:: Set problem ::
Search the records below for the word "tbsps". Pull out each line that has it.

-- Start of Provided records --

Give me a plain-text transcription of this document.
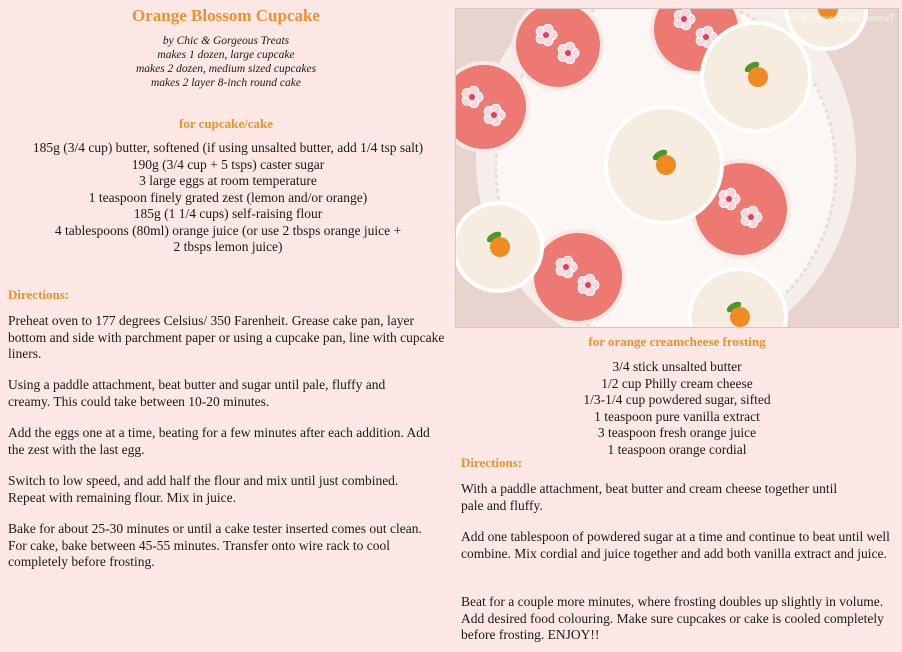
Orange Blossom Cupcake
by Chic & Gorgeous Treats
makes 1 dozen, large cupcake
makes 2 dozen, medium sized cupcakes
makes 2 layer 8-inch round cake
for cupcake/cake
185g (3/4 cup) butter, softened (if using unsalted butter, add 1/4 tsp salt)
190g (3/4 cup + 5 tsps) caster sugar
3 large eggs at room temperature
1 teaspoon finely grated zest (lemon and/or orange)
185g (1 1/4 cups) self-raising flour
4 tablespoons (80ml) orange juice (or use 2 tbsps orange juice +
2 tbsps lemon juice)
Directions:
Preheat oven to 177 degrees Celsius/ 350 Farenheit. Grease cake pan, layer bottom and side with parchment paper or using a cupcake pan, line with cupcake liners.
Using a paddle attachment, beat butter and sugar until pale, fluffy and creamy. This could take between 10-20 minutes.
Add the eggs one at a time, beating for a few minutes after each addition. Add the zest with the last egg.
Switch to low speed, and add half the flour and mix until just combined. Repeat with remaining flour. Mix in juice.
Bake for about 25-30 minutes or until a cake tester inserted comes out clean. For cake, bake between 45-55 minutes. Transfer onto wire rack to cool completely before frosting.
Chic & Gorgeous aka JoannaT
for orange creamcheese frosting
3/4 stick unsalted butter
1/2 cup Philly cream cheese
1/3-1/4 cup powdered sugar, sifted
1 teaspoon pure vanilla extract
3 teaspoon fresh orange juice
1 teaspoon orange cordial
Directions:
With a paddle attachment, beat butter and cream cheese together until pale and fluffy.
Add one tablespoon of powdered sugar at a time and continue to beat until well combine. Mix cordial and juice together and add both vanilla extract and juice.
Beat for a couple more minutes, where frosting doubles up slightly in volume. Add desired food colouring. Make sure cupcakes or cake is cooled completely before frosting. ENJOY!!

-- End of Provided records --

:: The response ::
4 tablespoons (80ml) orange juice (or use 2 tbsps orange juice +
2 tbsps lemon juice)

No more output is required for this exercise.